╭─ Items

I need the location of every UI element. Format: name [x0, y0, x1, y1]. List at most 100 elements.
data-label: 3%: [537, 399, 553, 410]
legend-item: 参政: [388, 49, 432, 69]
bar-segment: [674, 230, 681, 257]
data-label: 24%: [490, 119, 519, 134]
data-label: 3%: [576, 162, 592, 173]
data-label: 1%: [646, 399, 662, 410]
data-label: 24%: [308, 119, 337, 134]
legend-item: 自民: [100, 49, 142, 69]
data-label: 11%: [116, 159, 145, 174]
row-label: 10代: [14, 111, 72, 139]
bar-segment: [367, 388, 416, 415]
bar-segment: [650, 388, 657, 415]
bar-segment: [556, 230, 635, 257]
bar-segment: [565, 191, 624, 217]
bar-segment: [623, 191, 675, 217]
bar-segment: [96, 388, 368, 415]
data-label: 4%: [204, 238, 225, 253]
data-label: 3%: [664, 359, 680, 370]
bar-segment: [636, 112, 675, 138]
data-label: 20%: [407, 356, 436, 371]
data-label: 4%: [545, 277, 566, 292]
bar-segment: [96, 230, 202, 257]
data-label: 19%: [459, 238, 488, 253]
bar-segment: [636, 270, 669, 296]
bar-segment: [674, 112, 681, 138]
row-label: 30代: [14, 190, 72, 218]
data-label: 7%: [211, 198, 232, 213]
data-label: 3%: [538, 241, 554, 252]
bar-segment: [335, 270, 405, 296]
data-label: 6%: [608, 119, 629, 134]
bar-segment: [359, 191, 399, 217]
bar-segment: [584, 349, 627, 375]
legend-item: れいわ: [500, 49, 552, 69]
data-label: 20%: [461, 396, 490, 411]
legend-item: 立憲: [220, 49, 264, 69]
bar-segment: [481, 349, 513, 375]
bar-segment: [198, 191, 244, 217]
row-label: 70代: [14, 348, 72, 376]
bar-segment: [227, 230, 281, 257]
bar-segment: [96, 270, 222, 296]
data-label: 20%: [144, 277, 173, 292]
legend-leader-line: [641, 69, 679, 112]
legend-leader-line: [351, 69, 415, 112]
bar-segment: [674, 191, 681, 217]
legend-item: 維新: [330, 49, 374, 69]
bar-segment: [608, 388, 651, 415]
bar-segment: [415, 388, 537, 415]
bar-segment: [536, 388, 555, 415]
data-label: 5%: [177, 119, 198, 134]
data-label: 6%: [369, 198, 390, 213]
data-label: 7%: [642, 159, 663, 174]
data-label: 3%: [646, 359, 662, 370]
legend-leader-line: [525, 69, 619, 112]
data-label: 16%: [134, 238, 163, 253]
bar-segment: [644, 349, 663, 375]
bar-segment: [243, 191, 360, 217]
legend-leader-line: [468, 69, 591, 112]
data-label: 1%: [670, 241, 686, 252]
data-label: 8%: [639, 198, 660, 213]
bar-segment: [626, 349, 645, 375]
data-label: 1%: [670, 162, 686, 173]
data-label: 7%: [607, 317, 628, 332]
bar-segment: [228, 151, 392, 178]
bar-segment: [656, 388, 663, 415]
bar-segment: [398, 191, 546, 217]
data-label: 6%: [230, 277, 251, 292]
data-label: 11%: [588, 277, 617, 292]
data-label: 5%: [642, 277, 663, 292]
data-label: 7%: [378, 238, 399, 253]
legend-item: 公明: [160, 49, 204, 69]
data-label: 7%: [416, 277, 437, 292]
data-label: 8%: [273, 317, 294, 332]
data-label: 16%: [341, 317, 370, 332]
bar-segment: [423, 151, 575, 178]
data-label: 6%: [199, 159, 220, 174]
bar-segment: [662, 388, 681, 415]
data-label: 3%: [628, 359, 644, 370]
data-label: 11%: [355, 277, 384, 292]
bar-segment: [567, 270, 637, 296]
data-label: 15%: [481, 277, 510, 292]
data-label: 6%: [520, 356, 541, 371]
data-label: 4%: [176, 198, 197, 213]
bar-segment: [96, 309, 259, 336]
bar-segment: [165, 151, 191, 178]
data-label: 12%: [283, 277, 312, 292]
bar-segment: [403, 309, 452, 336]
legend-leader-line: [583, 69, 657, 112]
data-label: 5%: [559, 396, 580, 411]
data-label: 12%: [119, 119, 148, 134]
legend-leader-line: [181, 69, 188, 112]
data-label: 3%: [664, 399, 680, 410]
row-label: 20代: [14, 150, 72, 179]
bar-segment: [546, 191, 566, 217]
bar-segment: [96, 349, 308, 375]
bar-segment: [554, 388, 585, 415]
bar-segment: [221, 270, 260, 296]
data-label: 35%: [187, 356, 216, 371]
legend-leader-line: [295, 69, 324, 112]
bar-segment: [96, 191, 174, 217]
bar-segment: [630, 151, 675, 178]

╰─

# [Short problem]
Can you turn the lines above into a Markdown table with two columns, "Row" for the row number and "Line" for the line itself, skipping any blank lines?

# [Task answer]
| Row | Line |
|---|---|
| 1 | I need the location of every UI element. Format: name [x0, y0, x1, y1]. List at most 100 elements. |
| 2 | data-label: 3%: [537, 399, 553, 410] |
| 3 | legend-item: 参政: [388, 49, 432, 69] |
| 4 | bar-segment: [674, 230, 681, 257] |
| 5 | data-label: 24%: [490, 119, 519, 134] |
| 6 | data-label: 3%: [576, 162, 592, 173] |
| 7 | data-label: 1%: [646, 399, 662, 410] |
| 8 | data-label: 24%: [308, 119, 337, 134] |
| 9 | legend-item: 自民: [100, 49, 142, 69] |
| 10 | data-label: 11%: [116, 159, 145, 174] |
| 11 | row-label: 10代: [14, 111, 72, 139] |
| 12 | bar-segment: [367, 388, 416, 415] |
| 13 | bar-segment: [650, 388, 657, 415] |
| 14 | bar-segment: [556, 230, 635, 257] |
| 15 | bar-segment: [565, 191, 624, 217] |
| 16 | bar-segment: [623, 191, 675, 217] |
| 17 | bar-segment: [96, 388, 368, 415] |
| 18 | data-label: 4%: [204, 238, 225, 253] |
| 19 | data-label: 3%: [664, 359, 680, 370] |
| 20 | bar-segment: [636, 112, 675, 138] |
| 21 | data-label: 20%: [407, 356, 436, 371] |
| 22 | data-label: 4%: [545, 277, 566, 292] |
| 23 | bar-segment: [96, 230, 202, 257] |
| 24 | data-label: 19%: [459, 238, 488, 253] |
| 25 | bar-segment: [636, 270, 669, 296] |
| 26 | bar-segment: [674, 112, 681, 138] |
| 27 | row-label: 30代: [14, 190, 72, 218] |
| 28 | data-label: 7%: [211, 198, 232, 213] |
| 29 | data-label: 3%: [538, 241, 554, 252] |
| 30 | bar-segment: [335, 270, 405, 296] |
| 31 | data-label: 6%: [608, 119, 629, 134] |
| 32 | bar-segment: [359, 191, 399, 217] |
| 33 | bar-segment: [584, 349, 627, 375] |
| 34 | legend-item: れいわ: [500, 49, 552, 69] |
| 35 | data-label: 20%: [461, 396, 490, 411] |
| 36 | legend-item: 立憲: [220, 49, 264, 69] |
| 37 | bar-segment: [481, 349, 513, 375] |
| 38 | bar-segment: [198, 191, 244, 217] |
| 39 | row-label: 70代: [14, 348, 72, 376] |
| 40 | bar-segment: [227, 230, 281, 257] |
| 41 | bar-segment: [96, 270, 222, 296] |
| 42 | data-label: 20%: [144, 277, 173, 292] |
| 43 | legend-leader-line: [641, 69, 679, 112] |
| 44 | legend-leader-line: [351, 69, 415, 112] |
| 45 | bar-segment: [674, 191, 681, 217] |
| 46 | legend-item: 維新: [330, 49, 374, 69] |
| 47 | bar-segment: [608, 388, 651, 415] |
| 48 | bar-segment: [415, 388, 537, 415] |
| 49 | bar-segment: [536, 388, 555, 415] |
| 50 | data-label: 5%: [177, 119, 198, 134] |
| 51 | data-label: 6%: [369, 198, 390, 213] |
| 52 | data-label: 7%: [642, 159, 663, 174] |
| 53 | data-label: 3%: [646, 359, 662, 370] |
| 54 | legend-leader-line: [525, 69, 619, 112] |
| 55 | data-label: 16%: [134, 238, 163, 253] |
| 56 | bar-segment: [644, 349, 663, 375] |
| 57 | bar-segment: [243, 191, 360, 217] |
| 58 | legend-leader-line: [468, 69, 591, 112] |
| 59 | data-label: 1%: [670, 241, 686, 252] |
| 60 | data-label: 8%: [639, 198, 660, 213] |
| 61 | bar-segment: [626, 349, 645, 375] |
| 62 | data-label: 1%: [670, 162, 686, 173] |
| 63 | data-label: 7%: [607, 317, 628, 332] |
| 64 | bar-segment: [228, 151, 392, 178] |
| 65 | bar-segment: [656, 388, 663, 415] |
| 66 | bar-segment: [398, 191, 546, 217] |
| 67 | data-label: 6%: [230, 277, 251, 292] |
| 68 | data-label: 11%: [588, 277, 617, 292] |
| 69 | data-label: 5%: [642, 277, 663, 292] |
| 70 | data-label: 7%: [378, 238, 399, 253] |
| 71 | legend-item: 公明: [160, 49, 204, 69] |
| 72 | data-label: 7%: [416, 277, 437, 292] |
| 73 | data-label: 8%: [273, 317, 294, 332] |
| 74 | data-label: 16%: [341, 317, 370, 332] |
| 75 | bar-segment: [423, 151, 575, 178] |
| 76 | data-label: 6%: [199, 159, 220, 174] |
| 77 | bar-segment: [662, 388, 681, 415] |
| 78 | data-label: 3%: [628, 359, 644, 370] |
| 79 | data-label: 11%: [355, 277, 384, 292] |
| 80 | bar-segment: [567, 270, 637, 296] |
| 81 | data-label: 15%: [481, 277, 510, 292] |
| 82 | data-label: 6%: [520, 356, 541, 371] |
| 83 | data-label: 4%: [176, 198, 197, 213] |
| 84 | bar-segment: [96, 309, 259, 336] |
| 85 | bar-segment: [165, 151, 191, 178] |
| 86 | data-label: 12%: [283, 277, 312, 292] |
| 87 | bar-segment: [403, 309, 452, 336] |
| 88 | legend-leader-line: [583, 69, 657, 112] |
| 89 | data-label: 5%: [559, 396, 580, 411] |
| 90 | data-label: 12%: [119, 119, 148, 134] |
| 91 | legend-leader-line: [181, 69, 188, 112] |
| 92 | data-label: 3%: [664, 399, 680, 410] |
| 93 | row-label: 20代: [14, 150, 72, 179] |
| 94 | bar-segment: [546, 191, 566, 217] |
| 95 | bar-segment: [96, 349, 308, 375] |
| 96 | bar-segment: [554, 388, 585, 415] |
| 97 | bar-segment: [221, 270, 260, 296] |
| 98 | data-label: 35%: [187, 356, 216, 371] |
| 99 | legend-leader-line: [295, 69, 324, 112] |
| 100 | bar-segment: [96, 191, 174, 217] |
| 101 | bar-segment: [630, 151, 675, 178] |